TASK INSTRUCTIONS:
Each line that contains the word "загрузки" counts once; give the total for the records below and nothing else.

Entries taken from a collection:
** begin **

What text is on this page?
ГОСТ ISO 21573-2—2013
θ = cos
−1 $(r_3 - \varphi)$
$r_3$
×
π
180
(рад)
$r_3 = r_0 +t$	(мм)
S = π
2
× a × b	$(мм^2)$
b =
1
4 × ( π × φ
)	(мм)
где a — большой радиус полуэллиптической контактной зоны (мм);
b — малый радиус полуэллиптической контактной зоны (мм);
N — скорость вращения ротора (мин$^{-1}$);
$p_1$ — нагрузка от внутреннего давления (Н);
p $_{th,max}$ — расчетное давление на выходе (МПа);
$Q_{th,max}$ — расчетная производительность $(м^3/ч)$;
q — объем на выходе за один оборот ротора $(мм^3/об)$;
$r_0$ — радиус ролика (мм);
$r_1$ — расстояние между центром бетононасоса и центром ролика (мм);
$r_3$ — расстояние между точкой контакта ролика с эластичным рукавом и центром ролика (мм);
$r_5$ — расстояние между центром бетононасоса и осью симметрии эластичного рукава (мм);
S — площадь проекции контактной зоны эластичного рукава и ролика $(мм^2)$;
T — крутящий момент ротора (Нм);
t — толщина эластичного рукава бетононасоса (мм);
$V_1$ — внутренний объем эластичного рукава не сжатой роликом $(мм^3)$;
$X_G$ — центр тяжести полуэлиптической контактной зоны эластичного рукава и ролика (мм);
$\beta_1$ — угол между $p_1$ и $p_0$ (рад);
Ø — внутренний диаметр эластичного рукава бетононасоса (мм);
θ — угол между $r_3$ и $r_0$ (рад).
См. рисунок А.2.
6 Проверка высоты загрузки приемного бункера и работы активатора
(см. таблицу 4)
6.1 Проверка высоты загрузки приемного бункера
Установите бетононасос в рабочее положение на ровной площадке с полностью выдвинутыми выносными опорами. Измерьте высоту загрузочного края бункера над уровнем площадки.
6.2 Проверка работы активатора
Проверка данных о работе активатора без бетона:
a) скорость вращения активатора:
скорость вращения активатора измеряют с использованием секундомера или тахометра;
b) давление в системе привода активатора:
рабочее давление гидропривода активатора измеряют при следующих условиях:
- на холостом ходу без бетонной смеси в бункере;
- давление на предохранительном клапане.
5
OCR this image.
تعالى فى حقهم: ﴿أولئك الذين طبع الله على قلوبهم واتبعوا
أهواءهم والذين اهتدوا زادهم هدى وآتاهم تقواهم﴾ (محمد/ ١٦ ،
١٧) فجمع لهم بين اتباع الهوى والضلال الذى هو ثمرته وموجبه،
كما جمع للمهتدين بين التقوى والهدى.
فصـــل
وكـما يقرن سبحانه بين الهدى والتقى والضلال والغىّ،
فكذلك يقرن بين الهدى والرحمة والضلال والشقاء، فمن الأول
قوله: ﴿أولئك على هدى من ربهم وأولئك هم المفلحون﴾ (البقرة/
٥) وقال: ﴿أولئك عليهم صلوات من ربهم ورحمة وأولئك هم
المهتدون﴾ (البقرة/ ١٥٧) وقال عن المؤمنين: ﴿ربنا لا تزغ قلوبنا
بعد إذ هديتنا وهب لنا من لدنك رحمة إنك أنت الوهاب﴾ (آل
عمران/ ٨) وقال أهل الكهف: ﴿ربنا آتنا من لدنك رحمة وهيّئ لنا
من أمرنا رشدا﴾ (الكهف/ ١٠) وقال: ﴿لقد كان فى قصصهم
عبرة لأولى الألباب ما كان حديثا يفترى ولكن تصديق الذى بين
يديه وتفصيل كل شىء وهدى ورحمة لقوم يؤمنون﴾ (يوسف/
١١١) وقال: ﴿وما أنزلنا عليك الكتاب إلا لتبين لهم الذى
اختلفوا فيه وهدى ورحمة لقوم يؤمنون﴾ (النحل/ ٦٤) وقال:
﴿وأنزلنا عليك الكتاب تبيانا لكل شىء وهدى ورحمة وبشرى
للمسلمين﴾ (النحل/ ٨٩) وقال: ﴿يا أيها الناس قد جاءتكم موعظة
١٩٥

** end **

PROBLEM SOLUTION:
2